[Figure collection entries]
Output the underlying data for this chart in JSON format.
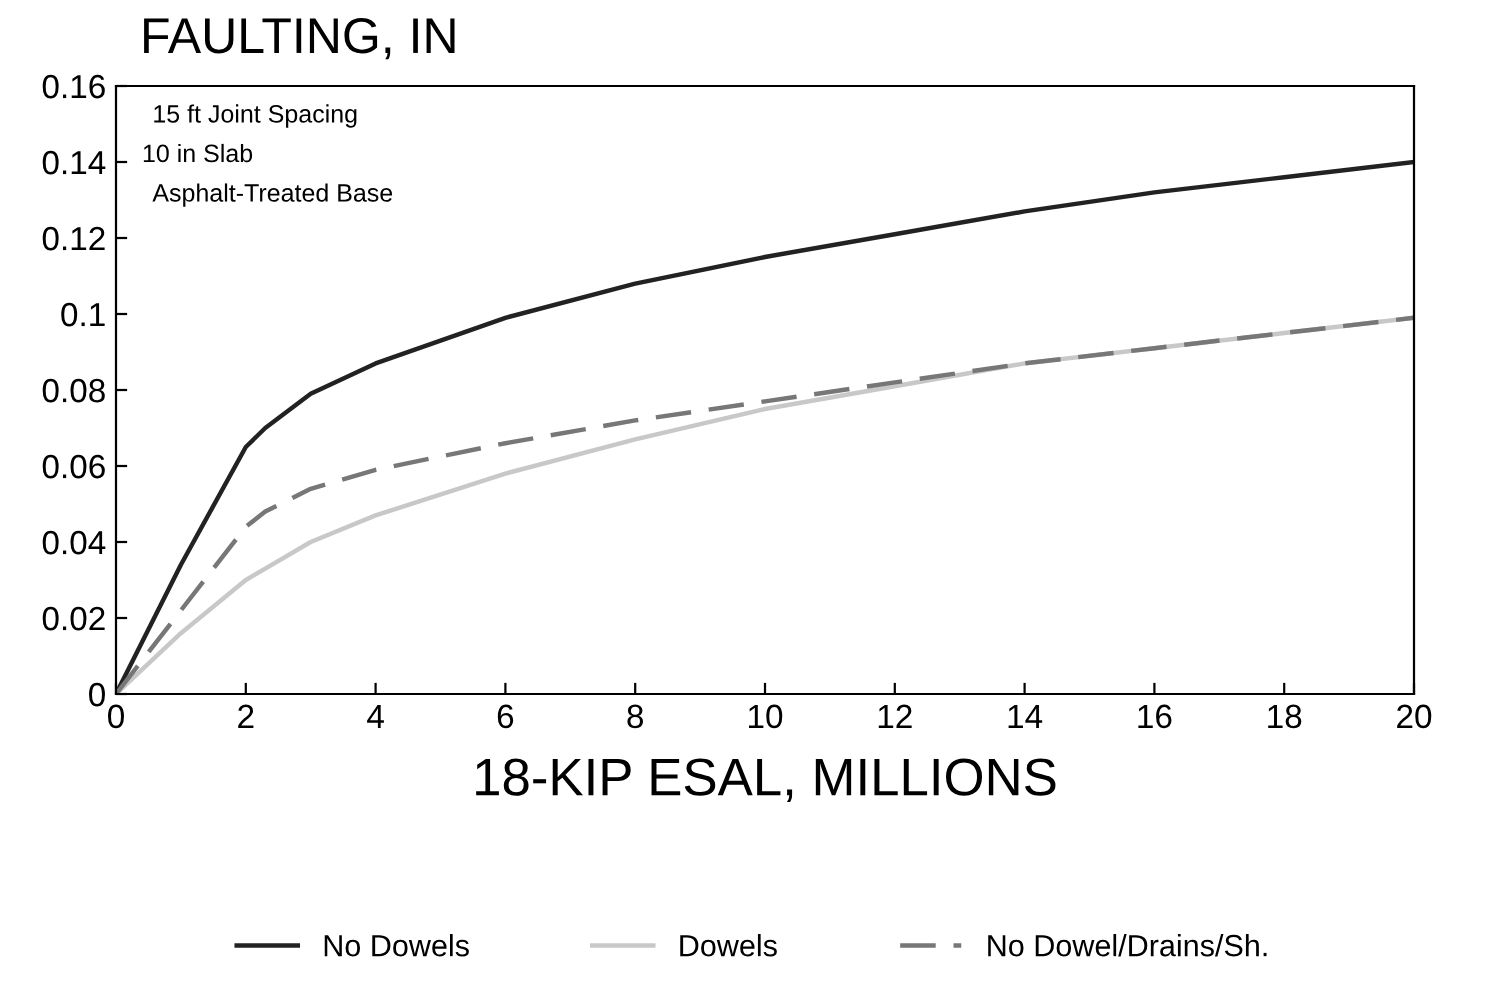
{
  "chart_data": {
    "type": "line",
    "title": "FAULTING, IN",
    "xlabel": "18-KIP ESAL, MILLIONS",
    "annotations": [
      "15 ft Joint Spacing",
      "10 in Slab",
      "Asphalt-Treated Base"
    ],
    "x": [
      0,
      1,
      2,
      2.3,
      3,
      4,
      6,
      8,
      10,
      12,
      14,
      16,
      18,
      20
    ],
    "series": [
      {
        "name": "No Dowels",
        "color": "#222222",
        "line_style": "solid",
        "values": [
          0,
          0.034,
          0.065,
          0.07,
          0.079,
          0.087,
          0.099,
          0.108,
          0.115,
          0.121,
          0.127,
          0.132,
          0.136,
          0.14
        ]
      },
      {
        "name": "Dowels",
        "color": "#c8c8c8",
        "line_style": "solid",
        "values": [
          0,
          0.016,
          0.03,
          0.033,
          0.04,
          0.047,
          0.058,
          0.067,
          0.075,
          0.081,
          0.087,
          0.091,
          0.095,
          0.099
        ]
      },
      {
        "name": "No Dowel/Drains/Sh.",
        "color": "#777777",
        "line_style": "dashed",
        "values": [
          0,
          0.022,
          0.044,
          0.048,
          0.054,
          0.059,
          0.066,
          0.072,
          0.077,
          0.082,
          0.087,
          0.091,
          0.095,
          0.099
        ]
      }
    ],
    "xlim": [
      0,
      20
    ],
    "xticks": [
      0,
      2,
      4,
      6,
      8,
      10,
      12,
      14,
      16,
      18,
      20
    ],
    "ylim": [
      0,
      0.16
    ],
    "yticks": [
      0,
      0.02,
      0.04,
      0.06,
      0.08,
      {
        "value": 0.1,
        "label": "0.1"
      },
      0.12,
      0.14,
      0.16
    ],
    "grid": false,
    "legend": "bottom",
    "marker": "none"
  }
}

Your objective —
Copy the listing exactly. Any image in it stays out of the copy.

Final result —
Output the underlying data for this chart in JSON format.
{
  "chart_data": {
    "type": "line",
    "title": "FAULTING, IN",
    "xlabel": "18-KIP ESAL, MILLIONS",
    "annotations": [
      "15 ft Joint Spacing",
      "10 in Slab",
      "Asphalt-Treated Base"
    ],
    "x": [
      0,
      1,
      2,
      2.3,
      3,
      4,
      6,
      8,
      10,
      12,
      14,
      16,
      18,
      20
    ],
    "series": [
      {
        "name": "No Dowels",
        "color": "#222222",
        "line_style": "solid",
        "values": [
          0,
          0.034,
          0.065,
          0.07,
          0.079,
          0.087,
          0.099,
          0.108,
          0.115,
          0.121,
          0.127,
          0.132,
          0.136,
          0.14
        ]
      },
      {
        "name": "Dowels",
        "color": "#c8c8c8",
        "line_style": "solid",
        "values": [
          0,
          0.016,
          0.03,
          0.033,
          0.04,
          0.047,
          0.058,
          0.067,
          0.075,
          0.081,
          0.087,
          0.091,
          0.095,
          0.099
        ]
      },
      {
        "name": "No Dowel/Drains/Sh.",
        "color": "#777777",
        "line_style": "dashed",
        "values": [
          0,
          0.022,
          0.044,
          0.048,
          0.054,
          0.059,
          0.066,
          0.072,
          0.077,
          0.082,
          0.087,
          0.091,
          0.095,
          0.099
        ]
      }
    ],
    "xlim": [
      0,
      20
    ],
    "xticks": [
      0,
      2,
      4,
      6,
      8,
      10,
      12,
      14,
      16,
      18,
      20
    ],
    "ylim": [
      0,
      0.16
    ],
    "yticks": [
      0,
      0.02,
      0.04,
      0.06,
      0.08,
      {
        "value": 0.1,
        "label": "0.1"
      },
      0.12,
      0.14,
      0.16
    ],
    "grid": false,
    "legend": "bottom",
    "marker": "none"
  }
}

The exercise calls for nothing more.